* **SELECTED PASSAGE**
# # #

Fig 5. Suppressive effects of mutations in leunig and yabby3.

(A) bp er lug plant showing suppressed pedicel angles. (B) bp er lug abaxial pedicel showing enlarged cells and stomata (arrows). (C) bp er yab-3 plant. In rare cases, we observed pedicel suppression effects (arrow) of some axillary branches on plants which otherwise exhibited the bp er-like habit.

Fig 6. Aliphatic glucosinolate biosynthesis genes are down-regulated by fil10.

(A) Schematic representation of the aliphatic glucosinolate biosynthetic pathway showing genes involved in various steps. The numbers beside the AGI identifiers indicate the change in expression of these genes in bp er fil-10 suppressor vs. the parent bp er line as gauged by microarray analysis. Question marks indicate uncertainly about the involvement of these genes in the indicated steps. The green text identifies specific glucosinolate metabolites that are products of the enzymatic steps and for which quantitative analysis was performed (see Table 3). (B) QRT-PCR analyses of selected GSL biosynthetic genes, confirming down regulation of these genes in bp er fil-10 verses the bp er parent. The GSTF11 gene (At3g03190) was selected for analysis as its expression pattern is very similar to that of FIL (eFP browser data) and the gene has been implicated in GSL biosynthesis. The relative expression ratio of the bp er fil-10 mutant is shown and error bars are the standard error of the mean. Pair-wise t-tests on linear transformed ΔCT values revealed that all differences are statistically significant (p<0.034).

# # #

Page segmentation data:

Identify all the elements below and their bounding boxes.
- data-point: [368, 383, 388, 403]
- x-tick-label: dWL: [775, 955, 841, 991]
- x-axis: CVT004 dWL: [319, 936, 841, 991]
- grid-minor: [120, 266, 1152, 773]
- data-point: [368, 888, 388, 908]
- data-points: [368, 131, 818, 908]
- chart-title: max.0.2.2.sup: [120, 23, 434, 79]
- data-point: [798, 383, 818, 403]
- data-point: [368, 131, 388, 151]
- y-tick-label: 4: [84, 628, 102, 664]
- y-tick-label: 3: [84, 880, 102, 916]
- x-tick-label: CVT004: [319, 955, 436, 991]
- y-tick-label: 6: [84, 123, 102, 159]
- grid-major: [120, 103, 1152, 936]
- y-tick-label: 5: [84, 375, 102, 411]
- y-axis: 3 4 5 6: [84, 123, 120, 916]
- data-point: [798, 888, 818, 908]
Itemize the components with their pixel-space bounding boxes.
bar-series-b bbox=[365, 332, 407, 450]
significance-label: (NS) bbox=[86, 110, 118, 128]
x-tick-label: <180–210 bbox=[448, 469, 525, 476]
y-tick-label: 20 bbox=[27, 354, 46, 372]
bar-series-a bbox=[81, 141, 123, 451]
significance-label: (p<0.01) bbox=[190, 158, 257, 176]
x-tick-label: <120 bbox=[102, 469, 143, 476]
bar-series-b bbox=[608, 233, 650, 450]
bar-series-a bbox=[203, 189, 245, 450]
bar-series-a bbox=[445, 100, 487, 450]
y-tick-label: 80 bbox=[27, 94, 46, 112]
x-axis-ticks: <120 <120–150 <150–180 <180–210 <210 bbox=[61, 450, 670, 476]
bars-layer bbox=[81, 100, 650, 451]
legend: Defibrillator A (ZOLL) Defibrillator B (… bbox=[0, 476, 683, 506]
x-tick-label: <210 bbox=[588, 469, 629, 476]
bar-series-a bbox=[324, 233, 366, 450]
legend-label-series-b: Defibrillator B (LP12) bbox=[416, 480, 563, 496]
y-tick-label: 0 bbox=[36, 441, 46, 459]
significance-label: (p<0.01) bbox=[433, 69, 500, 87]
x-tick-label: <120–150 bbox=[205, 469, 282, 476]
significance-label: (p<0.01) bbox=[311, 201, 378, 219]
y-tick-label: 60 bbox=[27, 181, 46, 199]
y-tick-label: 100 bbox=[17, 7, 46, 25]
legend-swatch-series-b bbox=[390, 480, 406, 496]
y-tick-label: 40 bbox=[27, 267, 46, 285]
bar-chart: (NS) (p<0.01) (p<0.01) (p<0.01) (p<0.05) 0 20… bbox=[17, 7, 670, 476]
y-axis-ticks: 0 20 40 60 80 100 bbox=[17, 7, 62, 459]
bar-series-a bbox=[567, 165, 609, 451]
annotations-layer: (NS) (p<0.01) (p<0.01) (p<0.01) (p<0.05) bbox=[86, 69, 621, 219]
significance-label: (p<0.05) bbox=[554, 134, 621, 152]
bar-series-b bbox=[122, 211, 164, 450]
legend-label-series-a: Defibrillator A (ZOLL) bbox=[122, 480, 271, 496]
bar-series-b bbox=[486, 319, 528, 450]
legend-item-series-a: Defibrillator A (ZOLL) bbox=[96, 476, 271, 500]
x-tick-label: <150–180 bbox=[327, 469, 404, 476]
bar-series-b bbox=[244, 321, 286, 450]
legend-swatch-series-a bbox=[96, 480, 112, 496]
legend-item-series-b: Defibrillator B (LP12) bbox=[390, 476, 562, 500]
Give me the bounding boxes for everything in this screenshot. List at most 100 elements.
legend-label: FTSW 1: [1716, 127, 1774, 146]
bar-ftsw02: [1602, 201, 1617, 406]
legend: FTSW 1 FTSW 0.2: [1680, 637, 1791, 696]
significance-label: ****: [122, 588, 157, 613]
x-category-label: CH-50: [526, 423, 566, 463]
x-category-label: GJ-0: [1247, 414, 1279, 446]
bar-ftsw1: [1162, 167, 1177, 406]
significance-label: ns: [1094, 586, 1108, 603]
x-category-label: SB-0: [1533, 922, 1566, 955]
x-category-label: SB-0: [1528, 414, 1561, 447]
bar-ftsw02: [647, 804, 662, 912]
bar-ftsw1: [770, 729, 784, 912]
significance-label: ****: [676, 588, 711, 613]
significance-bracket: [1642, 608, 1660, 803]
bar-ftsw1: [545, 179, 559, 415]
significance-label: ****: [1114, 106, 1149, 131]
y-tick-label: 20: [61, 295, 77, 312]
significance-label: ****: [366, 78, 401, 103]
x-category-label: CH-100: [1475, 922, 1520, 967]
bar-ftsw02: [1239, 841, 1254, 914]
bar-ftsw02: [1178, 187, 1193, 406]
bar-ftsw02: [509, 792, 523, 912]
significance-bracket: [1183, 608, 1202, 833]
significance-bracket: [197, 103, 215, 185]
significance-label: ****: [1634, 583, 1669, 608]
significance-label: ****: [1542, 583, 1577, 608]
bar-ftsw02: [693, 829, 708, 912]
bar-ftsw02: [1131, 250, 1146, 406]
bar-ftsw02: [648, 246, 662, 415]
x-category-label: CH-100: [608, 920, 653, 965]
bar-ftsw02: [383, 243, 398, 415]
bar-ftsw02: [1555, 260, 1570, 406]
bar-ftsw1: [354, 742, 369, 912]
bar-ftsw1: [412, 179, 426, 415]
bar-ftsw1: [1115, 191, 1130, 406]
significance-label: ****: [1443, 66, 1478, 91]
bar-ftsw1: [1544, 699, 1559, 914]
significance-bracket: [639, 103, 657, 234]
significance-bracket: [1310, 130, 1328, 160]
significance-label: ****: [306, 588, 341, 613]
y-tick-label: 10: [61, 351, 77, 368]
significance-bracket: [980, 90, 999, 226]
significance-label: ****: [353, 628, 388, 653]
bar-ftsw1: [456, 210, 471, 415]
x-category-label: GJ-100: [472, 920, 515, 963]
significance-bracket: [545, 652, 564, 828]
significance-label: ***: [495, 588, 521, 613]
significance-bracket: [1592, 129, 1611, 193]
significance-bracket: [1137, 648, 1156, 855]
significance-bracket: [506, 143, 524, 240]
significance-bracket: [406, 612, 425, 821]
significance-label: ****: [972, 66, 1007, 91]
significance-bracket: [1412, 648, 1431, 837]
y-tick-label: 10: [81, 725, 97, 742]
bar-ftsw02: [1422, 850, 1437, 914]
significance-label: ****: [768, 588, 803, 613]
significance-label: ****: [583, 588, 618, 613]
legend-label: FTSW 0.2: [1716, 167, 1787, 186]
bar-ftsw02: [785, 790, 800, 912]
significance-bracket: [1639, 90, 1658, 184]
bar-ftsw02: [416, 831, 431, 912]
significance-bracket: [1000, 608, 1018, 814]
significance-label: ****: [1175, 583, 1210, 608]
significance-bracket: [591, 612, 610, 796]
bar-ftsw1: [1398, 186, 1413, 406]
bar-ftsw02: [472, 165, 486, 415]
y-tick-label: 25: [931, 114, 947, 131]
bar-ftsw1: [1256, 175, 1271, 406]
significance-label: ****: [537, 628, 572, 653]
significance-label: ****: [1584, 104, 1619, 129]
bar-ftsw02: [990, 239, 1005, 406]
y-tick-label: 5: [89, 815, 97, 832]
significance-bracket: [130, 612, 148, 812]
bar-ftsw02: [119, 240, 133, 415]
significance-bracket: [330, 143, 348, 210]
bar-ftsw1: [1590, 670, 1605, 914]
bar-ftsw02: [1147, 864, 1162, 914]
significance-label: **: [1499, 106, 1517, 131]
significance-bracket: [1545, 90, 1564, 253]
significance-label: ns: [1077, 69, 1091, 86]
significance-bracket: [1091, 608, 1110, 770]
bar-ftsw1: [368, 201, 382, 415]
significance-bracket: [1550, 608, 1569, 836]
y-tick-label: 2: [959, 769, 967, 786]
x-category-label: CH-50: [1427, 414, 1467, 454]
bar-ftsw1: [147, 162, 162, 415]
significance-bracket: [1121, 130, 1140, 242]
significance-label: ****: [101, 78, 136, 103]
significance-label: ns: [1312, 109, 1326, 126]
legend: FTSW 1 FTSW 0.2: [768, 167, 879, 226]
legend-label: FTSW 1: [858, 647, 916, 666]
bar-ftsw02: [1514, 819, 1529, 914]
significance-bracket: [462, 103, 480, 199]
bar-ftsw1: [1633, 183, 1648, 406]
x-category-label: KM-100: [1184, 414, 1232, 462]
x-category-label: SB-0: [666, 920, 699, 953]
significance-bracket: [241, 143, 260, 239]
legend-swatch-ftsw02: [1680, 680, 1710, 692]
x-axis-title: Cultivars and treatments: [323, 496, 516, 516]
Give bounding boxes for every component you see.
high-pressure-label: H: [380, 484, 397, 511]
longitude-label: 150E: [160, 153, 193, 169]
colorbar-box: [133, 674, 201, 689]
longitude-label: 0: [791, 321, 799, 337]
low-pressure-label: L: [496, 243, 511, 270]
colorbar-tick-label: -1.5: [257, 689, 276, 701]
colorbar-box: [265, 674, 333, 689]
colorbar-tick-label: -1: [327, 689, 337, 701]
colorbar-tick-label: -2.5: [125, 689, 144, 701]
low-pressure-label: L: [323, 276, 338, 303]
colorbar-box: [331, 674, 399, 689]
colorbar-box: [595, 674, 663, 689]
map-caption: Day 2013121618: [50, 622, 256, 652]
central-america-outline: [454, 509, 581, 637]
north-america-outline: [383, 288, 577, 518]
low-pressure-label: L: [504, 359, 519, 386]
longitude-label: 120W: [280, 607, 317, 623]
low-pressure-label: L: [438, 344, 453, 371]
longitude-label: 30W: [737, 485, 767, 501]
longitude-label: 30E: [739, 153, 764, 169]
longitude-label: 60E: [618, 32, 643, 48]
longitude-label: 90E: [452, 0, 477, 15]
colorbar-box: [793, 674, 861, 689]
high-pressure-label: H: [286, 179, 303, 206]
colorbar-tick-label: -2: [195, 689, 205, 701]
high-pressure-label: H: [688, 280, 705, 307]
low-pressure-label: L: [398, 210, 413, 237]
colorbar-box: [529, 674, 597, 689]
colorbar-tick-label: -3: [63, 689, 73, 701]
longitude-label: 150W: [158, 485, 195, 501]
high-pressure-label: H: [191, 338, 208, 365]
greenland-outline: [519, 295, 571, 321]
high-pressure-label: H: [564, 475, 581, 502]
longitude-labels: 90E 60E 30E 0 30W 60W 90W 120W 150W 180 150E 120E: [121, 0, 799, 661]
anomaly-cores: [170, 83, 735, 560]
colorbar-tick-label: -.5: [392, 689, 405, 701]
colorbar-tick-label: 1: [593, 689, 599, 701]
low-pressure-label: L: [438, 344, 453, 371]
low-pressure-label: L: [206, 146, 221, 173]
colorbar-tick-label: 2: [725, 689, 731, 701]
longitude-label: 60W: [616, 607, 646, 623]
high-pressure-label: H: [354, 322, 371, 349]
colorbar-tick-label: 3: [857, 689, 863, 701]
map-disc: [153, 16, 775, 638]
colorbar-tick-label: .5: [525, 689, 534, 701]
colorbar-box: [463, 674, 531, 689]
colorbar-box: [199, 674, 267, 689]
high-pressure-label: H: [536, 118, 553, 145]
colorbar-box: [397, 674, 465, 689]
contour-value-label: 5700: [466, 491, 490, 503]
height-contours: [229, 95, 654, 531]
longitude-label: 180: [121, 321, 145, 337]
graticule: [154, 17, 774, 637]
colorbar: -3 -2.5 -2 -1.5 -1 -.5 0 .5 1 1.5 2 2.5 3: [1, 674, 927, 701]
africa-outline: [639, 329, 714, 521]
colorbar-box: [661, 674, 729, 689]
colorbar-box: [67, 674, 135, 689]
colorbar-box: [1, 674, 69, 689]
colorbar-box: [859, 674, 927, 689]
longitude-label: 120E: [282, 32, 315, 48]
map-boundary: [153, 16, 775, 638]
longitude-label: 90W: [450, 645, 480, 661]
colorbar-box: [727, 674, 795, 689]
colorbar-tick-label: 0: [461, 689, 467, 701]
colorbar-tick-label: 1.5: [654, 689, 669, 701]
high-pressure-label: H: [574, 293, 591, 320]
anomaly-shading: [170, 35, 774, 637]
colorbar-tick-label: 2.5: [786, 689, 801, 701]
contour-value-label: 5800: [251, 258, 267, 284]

# # #

* **WHAT YOU NEED TO DO**
1 - Reproduce the figure captions between "(A) bp er lug" and "bp er-like habit.", inclusive.
2 - According to the figure captions, which gene was chosen for analysis because its expression pattern is very similar to that of FIL?

* **RESULTS FOR THE EXERCISE**
1 -
(A) bp er lug plant showing suppressed pedicel angles. (B) bp er lug abaxial pedicel showing enlarged cells and stomata (arrows). (C) bp er yab-3 plant. In rare cases, we observed pedicel suppression effects (arrow) of some axillary branches on plants which otherwise exhibited the bp er-like habit.

2 - The GSTF11 gene (At3g03190).